Data in this exercise =>
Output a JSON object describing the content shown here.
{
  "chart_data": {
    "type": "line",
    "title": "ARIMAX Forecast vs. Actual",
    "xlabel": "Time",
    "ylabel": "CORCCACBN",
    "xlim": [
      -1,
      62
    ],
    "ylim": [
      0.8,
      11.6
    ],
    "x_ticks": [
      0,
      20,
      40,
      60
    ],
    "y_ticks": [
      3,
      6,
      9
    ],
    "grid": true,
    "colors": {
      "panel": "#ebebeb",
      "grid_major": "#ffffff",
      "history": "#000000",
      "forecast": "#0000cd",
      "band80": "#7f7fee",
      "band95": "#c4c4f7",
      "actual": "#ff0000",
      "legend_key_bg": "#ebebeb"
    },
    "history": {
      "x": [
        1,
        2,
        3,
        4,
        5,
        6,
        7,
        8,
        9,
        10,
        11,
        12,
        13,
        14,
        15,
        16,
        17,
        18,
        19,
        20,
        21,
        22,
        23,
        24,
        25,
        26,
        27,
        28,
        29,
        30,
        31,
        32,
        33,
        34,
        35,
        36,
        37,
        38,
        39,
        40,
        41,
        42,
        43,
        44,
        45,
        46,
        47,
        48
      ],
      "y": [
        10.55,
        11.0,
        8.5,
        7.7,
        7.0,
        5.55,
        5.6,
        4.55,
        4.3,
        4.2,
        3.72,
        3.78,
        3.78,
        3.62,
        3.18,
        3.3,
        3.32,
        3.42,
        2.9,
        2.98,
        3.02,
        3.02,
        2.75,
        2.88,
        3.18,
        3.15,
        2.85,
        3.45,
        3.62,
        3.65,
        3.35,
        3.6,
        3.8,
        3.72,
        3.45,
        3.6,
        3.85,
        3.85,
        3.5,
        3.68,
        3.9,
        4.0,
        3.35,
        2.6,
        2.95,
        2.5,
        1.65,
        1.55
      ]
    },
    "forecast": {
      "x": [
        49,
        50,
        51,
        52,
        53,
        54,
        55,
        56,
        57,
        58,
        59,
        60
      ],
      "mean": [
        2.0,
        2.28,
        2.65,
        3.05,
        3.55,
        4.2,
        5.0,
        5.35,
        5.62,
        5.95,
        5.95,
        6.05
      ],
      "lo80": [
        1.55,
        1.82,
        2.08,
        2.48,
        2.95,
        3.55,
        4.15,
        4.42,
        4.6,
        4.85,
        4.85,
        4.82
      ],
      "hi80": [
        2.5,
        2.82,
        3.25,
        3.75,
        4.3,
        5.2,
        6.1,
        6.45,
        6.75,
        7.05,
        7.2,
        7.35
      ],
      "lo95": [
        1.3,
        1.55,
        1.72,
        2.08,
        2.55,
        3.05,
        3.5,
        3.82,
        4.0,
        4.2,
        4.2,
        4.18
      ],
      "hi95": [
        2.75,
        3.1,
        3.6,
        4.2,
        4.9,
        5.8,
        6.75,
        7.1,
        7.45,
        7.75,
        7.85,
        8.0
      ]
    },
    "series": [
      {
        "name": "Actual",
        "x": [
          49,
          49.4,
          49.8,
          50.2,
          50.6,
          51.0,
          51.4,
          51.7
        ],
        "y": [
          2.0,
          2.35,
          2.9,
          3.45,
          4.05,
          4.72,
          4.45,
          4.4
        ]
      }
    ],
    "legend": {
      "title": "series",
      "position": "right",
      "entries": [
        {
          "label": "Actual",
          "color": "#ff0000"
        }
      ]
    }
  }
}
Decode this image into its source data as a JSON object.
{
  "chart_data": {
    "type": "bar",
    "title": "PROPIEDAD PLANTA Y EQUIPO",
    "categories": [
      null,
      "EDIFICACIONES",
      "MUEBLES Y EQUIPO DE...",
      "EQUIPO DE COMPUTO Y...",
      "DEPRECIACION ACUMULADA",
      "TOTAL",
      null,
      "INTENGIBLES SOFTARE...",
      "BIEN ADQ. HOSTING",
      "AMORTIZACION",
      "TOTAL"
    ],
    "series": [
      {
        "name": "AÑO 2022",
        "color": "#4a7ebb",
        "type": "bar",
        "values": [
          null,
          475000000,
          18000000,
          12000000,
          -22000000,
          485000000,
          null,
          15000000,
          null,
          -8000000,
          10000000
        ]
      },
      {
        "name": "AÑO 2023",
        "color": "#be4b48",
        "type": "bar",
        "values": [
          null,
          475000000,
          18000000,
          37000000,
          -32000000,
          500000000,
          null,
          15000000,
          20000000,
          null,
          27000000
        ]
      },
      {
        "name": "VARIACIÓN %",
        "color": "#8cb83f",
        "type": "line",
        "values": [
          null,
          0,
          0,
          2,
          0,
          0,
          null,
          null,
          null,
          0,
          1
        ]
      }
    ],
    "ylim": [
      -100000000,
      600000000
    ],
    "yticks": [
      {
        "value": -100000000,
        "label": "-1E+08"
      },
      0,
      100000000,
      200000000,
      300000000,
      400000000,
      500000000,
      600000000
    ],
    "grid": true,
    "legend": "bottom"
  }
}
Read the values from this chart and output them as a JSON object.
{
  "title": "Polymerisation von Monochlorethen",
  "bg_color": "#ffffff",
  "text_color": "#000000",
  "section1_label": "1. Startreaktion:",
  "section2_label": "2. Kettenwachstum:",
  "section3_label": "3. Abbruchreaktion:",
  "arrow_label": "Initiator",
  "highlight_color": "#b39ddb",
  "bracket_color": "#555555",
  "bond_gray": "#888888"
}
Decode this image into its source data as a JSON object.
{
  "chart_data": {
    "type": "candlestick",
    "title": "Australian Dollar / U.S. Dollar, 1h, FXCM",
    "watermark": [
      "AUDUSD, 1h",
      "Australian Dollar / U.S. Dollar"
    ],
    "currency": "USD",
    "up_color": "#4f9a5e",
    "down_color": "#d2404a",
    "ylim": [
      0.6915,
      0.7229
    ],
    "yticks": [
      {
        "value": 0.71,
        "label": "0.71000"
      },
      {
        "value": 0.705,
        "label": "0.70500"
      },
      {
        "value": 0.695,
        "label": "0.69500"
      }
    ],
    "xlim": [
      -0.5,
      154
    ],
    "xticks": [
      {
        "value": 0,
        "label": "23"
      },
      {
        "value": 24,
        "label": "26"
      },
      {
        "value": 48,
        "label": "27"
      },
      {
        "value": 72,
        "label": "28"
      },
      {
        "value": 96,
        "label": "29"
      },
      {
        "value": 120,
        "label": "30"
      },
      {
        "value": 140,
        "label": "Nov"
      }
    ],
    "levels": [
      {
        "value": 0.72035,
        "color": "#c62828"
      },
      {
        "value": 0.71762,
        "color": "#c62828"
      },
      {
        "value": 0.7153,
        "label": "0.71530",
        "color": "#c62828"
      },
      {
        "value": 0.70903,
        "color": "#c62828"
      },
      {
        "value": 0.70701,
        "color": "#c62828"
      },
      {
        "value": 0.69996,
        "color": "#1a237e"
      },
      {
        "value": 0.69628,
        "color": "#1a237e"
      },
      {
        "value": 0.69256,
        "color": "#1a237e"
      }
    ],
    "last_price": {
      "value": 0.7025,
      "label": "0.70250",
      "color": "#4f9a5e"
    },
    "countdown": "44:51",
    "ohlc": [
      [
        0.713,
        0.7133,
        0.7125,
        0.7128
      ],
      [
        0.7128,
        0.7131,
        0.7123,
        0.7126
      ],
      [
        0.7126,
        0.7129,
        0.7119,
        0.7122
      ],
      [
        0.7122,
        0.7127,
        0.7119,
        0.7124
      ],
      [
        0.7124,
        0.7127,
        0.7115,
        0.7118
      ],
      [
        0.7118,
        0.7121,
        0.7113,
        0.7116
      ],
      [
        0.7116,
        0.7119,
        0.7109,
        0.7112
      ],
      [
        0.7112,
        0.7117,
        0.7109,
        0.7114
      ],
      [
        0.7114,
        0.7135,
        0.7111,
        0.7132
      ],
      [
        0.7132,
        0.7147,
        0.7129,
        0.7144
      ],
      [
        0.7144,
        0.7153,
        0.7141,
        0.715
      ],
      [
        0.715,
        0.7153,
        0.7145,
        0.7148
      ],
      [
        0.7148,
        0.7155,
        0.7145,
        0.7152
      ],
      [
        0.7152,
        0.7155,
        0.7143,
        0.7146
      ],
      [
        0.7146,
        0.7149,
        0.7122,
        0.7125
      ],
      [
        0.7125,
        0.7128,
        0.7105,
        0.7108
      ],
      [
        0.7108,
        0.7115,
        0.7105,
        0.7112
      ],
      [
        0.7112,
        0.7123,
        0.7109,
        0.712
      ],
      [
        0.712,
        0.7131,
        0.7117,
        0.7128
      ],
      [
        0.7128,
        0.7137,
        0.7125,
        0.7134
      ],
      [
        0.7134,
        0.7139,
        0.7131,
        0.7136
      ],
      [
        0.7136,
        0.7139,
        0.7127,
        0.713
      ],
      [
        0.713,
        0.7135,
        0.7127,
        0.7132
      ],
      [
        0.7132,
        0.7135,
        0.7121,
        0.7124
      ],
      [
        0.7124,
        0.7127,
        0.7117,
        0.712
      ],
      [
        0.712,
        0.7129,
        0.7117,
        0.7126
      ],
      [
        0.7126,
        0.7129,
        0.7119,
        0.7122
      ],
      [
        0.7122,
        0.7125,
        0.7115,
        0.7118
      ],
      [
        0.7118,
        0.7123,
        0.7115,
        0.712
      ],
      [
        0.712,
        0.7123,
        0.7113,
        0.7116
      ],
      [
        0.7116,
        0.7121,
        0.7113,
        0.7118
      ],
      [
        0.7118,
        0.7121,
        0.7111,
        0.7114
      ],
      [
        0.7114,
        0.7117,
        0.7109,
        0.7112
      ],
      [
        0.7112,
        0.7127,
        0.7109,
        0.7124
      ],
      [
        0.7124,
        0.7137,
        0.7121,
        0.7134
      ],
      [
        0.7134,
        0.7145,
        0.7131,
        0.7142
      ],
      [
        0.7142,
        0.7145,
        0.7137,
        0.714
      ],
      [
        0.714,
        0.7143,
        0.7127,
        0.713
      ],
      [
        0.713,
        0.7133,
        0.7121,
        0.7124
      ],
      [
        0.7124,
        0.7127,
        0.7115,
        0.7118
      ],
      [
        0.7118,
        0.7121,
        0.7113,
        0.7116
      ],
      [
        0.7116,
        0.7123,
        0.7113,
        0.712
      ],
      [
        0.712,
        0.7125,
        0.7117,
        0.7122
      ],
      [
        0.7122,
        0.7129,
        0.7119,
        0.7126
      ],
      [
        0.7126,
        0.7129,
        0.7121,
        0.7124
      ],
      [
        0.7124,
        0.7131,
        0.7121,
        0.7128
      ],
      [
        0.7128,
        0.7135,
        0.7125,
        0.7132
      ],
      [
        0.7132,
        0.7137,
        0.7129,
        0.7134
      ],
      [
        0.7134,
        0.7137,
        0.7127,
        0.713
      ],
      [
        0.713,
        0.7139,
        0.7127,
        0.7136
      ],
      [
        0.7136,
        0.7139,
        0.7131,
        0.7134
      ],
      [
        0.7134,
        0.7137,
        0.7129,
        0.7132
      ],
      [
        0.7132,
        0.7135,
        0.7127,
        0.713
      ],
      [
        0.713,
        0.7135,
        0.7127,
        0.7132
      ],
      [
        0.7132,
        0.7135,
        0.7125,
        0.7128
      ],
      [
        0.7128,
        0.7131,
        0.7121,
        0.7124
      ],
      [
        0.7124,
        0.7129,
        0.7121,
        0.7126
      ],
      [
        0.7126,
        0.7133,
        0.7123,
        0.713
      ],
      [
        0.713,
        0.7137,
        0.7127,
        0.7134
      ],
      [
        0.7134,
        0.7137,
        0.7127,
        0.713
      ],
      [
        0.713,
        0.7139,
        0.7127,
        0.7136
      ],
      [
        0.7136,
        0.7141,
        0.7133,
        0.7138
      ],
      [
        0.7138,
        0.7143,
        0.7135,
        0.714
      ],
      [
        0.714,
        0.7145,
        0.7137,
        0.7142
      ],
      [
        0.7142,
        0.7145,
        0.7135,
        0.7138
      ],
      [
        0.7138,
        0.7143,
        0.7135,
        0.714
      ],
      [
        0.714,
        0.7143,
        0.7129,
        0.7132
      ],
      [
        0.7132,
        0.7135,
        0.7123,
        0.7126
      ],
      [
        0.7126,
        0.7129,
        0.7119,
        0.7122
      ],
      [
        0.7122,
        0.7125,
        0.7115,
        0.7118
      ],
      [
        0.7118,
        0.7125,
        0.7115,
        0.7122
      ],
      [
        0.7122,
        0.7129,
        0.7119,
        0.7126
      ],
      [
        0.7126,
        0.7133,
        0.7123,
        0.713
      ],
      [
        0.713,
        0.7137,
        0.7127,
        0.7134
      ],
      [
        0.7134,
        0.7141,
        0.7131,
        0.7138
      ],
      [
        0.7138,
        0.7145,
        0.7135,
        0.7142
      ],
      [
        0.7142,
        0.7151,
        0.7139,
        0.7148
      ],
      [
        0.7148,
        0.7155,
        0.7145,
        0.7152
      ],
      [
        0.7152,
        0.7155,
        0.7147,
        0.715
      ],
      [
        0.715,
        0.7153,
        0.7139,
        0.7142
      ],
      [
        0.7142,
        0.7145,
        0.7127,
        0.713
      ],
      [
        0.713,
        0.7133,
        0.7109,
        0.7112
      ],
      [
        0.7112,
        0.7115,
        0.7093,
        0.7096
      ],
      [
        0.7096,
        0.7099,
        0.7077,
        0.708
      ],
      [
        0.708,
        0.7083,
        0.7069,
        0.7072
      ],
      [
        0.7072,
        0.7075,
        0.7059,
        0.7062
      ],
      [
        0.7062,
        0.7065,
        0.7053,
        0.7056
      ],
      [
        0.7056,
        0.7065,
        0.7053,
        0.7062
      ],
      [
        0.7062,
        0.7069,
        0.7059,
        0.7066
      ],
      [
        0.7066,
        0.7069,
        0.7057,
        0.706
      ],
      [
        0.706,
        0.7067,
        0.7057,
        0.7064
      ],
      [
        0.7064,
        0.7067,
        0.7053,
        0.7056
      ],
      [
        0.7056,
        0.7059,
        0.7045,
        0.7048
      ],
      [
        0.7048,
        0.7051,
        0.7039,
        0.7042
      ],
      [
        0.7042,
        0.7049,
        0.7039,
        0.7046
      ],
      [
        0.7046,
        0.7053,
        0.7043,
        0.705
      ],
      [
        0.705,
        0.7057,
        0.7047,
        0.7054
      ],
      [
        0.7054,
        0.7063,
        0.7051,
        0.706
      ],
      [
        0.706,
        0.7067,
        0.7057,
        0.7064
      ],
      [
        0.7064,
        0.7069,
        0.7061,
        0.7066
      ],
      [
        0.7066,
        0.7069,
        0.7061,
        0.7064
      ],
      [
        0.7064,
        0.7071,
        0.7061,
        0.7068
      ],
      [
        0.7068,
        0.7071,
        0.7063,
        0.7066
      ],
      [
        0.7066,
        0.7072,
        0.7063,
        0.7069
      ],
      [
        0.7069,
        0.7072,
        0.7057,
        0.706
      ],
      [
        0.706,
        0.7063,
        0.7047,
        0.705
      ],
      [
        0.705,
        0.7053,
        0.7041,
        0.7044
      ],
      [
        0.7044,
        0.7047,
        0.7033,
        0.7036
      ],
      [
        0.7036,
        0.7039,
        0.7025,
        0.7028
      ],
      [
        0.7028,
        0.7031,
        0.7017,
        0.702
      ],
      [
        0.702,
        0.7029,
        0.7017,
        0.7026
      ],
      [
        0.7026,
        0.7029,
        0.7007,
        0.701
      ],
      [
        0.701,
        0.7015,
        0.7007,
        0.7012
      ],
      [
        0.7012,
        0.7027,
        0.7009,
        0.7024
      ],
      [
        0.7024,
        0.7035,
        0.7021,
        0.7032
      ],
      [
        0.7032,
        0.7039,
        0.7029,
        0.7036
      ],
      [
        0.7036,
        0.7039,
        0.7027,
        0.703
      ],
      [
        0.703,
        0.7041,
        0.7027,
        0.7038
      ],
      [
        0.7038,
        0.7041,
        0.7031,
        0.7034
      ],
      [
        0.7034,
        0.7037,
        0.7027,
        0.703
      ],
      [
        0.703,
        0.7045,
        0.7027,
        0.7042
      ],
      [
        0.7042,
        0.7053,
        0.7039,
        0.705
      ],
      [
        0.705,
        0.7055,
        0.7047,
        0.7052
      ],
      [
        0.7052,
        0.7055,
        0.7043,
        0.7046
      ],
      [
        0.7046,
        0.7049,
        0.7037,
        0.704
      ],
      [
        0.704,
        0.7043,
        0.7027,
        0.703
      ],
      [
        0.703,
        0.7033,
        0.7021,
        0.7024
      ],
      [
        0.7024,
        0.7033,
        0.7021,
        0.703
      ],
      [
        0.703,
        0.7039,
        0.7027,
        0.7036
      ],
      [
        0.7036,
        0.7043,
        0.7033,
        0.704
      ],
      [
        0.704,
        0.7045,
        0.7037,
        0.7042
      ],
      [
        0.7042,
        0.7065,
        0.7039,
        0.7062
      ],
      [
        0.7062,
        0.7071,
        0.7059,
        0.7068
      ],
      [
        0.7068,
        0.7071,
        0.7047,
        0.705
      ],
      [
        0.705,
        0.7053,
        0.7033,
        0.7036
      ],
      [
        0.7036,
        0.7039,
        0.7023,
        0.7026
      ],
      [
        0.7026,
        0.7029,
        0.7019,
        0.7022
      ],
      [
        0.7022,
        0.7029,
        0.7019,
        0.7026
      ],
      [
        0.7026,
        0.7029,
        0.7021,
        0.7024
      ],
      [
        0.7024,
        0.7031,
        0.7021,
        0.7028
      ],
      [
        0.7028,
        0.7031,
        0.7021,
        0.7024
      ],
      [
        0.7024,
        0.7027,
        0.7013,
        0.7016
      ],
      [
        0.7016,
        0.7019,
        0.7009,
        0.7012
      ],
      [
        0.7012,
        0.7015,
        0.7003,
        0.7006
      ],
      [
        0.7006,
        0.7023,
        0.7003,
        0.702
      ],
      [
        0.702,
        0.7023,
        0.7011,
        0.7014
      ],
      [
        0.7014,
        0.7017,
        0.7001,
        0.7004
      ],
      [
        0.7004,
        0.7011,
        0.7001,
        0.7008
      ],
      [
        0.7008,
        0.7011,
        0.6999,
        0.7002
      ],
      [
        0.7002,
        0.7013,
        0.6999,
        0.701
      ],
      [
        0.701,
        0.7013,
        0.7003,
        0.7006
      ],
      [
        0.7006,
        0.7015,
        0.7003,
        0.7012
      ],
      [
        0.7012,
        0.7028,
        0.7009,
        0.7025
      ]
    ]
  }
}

Stated goal => Find every line with the word "object" and state how many there are, with no other words.

The answer => 4